— Begin Task input —

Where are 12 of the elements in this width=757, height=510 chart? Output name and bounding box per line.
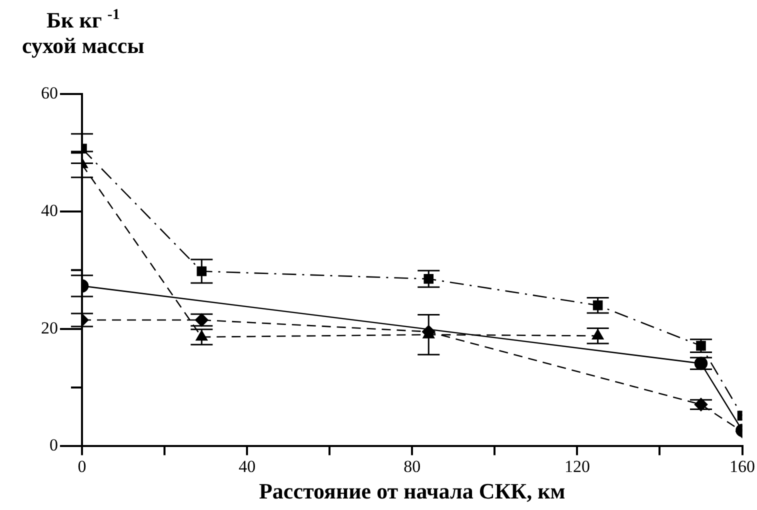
x-axis-title: Расстояние от начала СКК, км	[258, 478, 566, 504]
y-axis-title: Бк кг $^{-1}$ сухой массы	[22, 6, 144, 60]
x-tick-label: 40	[238, 456, 256, 476]
x-tick-label: 0	[78, 456, 86, 476]
x-tick-label: 120	[564, 456, 590, 476]
x-tick-label: 80	[404, 456, 421, 476]
point	[424, 274, 434, 284]
x-tick-label: 160	[730, 456, 755, 476]
y-tick-label: 40	[41, 200, 58, 220]
y-tick-label: 0	[50, 436, 58, 455]
y-tick-label: 20	[41, 318, 58, 338]
y-tick-label: 60	[41, 83, 58, 102]
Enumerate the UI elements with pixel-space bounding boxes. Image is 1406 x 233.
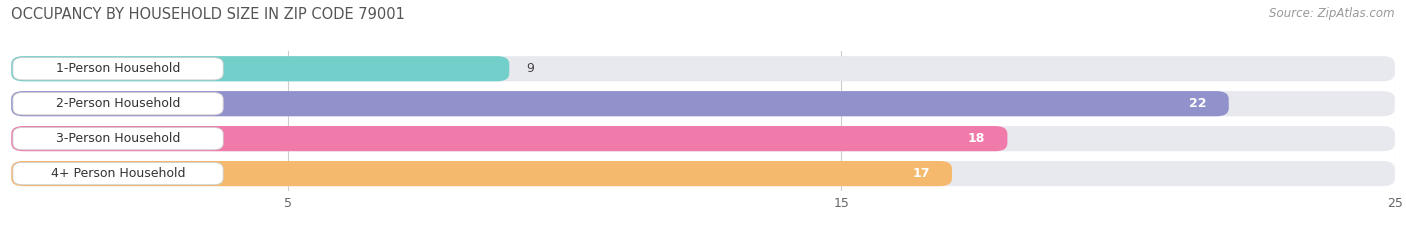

— End Task input —

Repeat every entry above word for word, leaving out the pictures.

Where are 12 of the elements in this width=757, height=510 chart? Output name and bounding box per line.
x-axis-title: Расстояние от начала СКК, км	[258, 478, 566, 504]
y-axis-title: Бк кг $^{-1}$ сухой массы	[22, 6, 144, 60]
x-tick-label: 40	[238, 456, 256, 476]
x-tick-label: 0	[78, 456, 86, 476]
x-tick-label: 120	[564, 456, 590, 476]
x-tick-label: 80	[404, 456, 421, 476]
point	[424, 274, 434, 284]
x-tick-label: 160	[730, 456, 755, 476]
y-tick-label: 40	[41, 200, 58, 220]
y-tick-label: 0	[50, 436, 58, 455]
y-tick-label: 20	[41, 318, 58, 338]
y-tick-label: 60	[41, 83, 58, 102]
Enumerate the UI elements with pixel-space bounding boxes. Image is 1406 x 233.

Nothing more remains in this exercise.